WHAT TO PRODUCE: A single number is the answer here: how many lines of the entries contain "file"?

PROVIDED INFORMATION:
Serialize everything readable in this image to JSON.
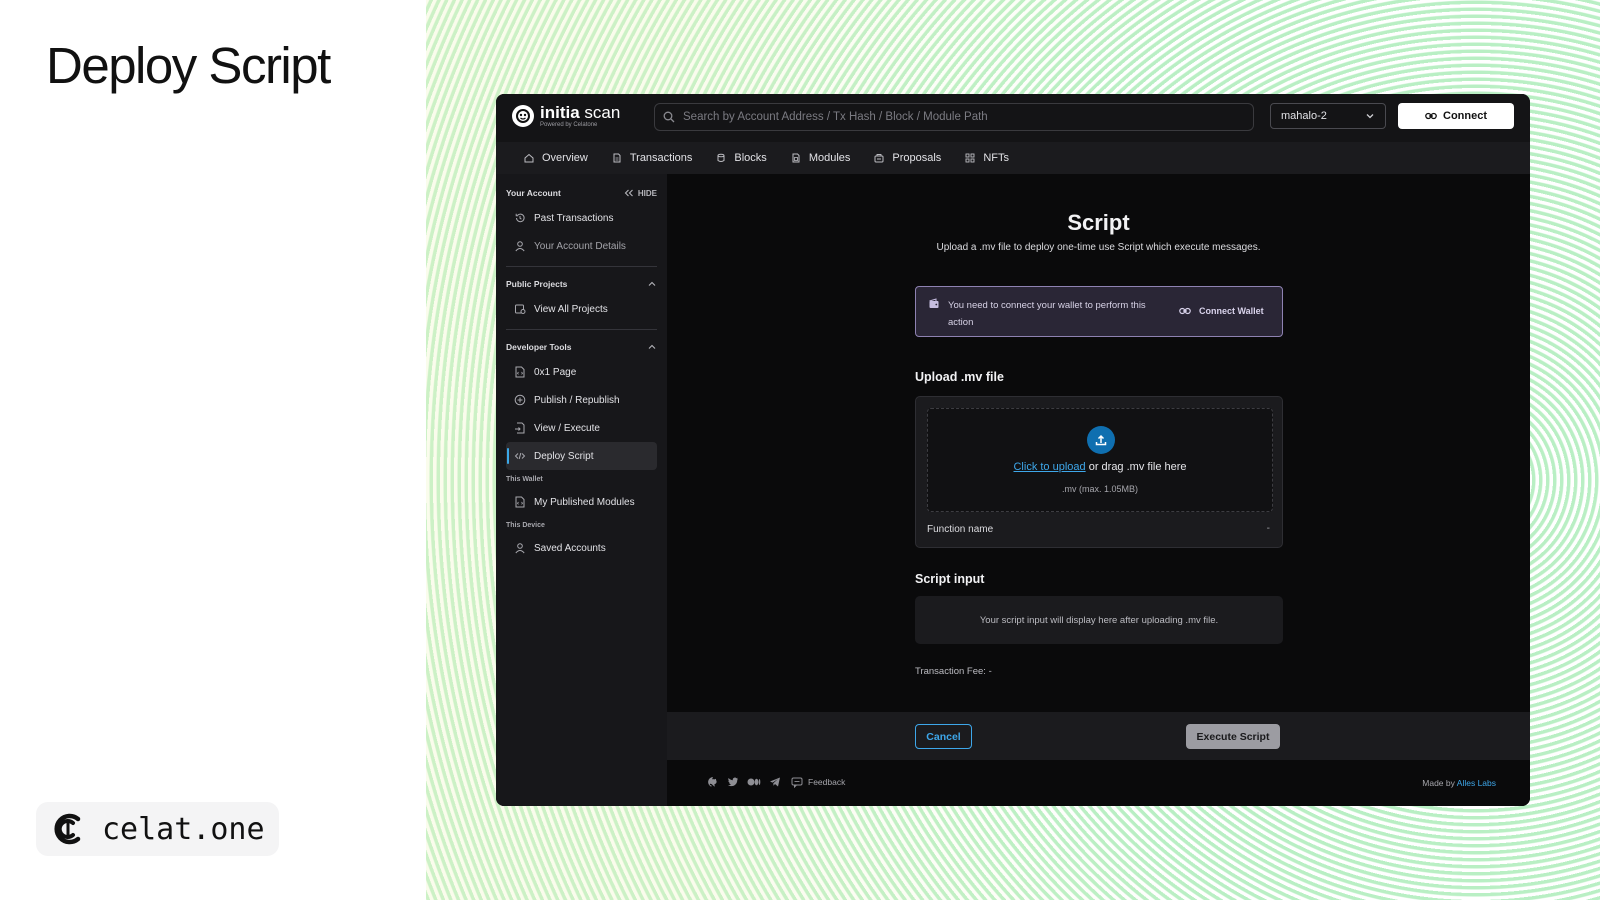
{
  "slide": {
    "title": "Deploy Script",
    "brand": "celat.one"
  },
  "app": {
    "logo_name": "initia",
    "logo_suffix": "scan",
    "logo_sub": "Powered by Celatone",
    "search_placeholder": "Search by Account Address / Tx Hash / Block / Module Path",
    "network": "mahalo-2",
    "connect_label": "Connect"
  },
  "nav": [
    {
      "label": "Overview",
      "icon": "home-icon"
    },
    {
      "label": "Transactions",
      "icon": "document-icon"
    },
    {
      "label": "Blocks",
      "icon": "blocks-icon"
    },
    {
      "label": "Modules",
      "icon": "module-icon"
    },
    {
      "label": "Proposals",
      "icon": "proposal-icon"
    },
    {
      "label": "NFTs",
      "icon": "grid-icon"
    }
  ],
  "sidebar": {
    "your_account": "Your Account",
    "hide": "HIDE",
    "past_transactions": "Past Transactions",
    "account_details": "Your Account Details",
    "public_projects": "Public Projects",
    "view_all_projects": "View All Projects",
    "developer_tools": "Developer Tools",
    "page_0x1": "0x1 Page",
    "publish": "Publish / Republish",
    "view_execute": "View / Execute",
    "deploy_script": "Deploy Script",
    "this_wallet": "This Wallet",
    "published_modules": "My Published Modules",
    "this_device": "This Device",
    "saved_accounts": "Saved Accounts"
  },
  "main": {
    "title": "Script",
    "description": "Upload a .mv file to deploy one-time use Script which execute messages.",
    "alert_text": "You need to connect your wallet to perform this action",
    "alert_button": "Connect Wallet",
    "upload_title": "Upload .mv file",
    "upload_link": "Click to upload",
    "upload_rest": " or drag .mv file here",
    "upload_hint": ".mv (max. 1.05MB)",
    "function_label": "Function name",
    "function_value": "-",
    "input_title": "Script input",
    "input_placeholder": "Your script input will display here after uploading .mv file.",
    "fee": "Transaction Fee: -",
    "cancel": "Cancel",
    "execute": "Execute Script"
  },
  "footer": {
    "feedback": "Feedback",
    "made_by": "Made by",
    "made_by_link": "Alles Labs"
  },
  "colors": {
    "accent": "#3ea7ea",
    "alert_border": "#8e82b2",
    "alert_bg": "#2a2636",
    "bg_ring": "#b9efc4"
  }
}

EXPECTED OUTPUT: 4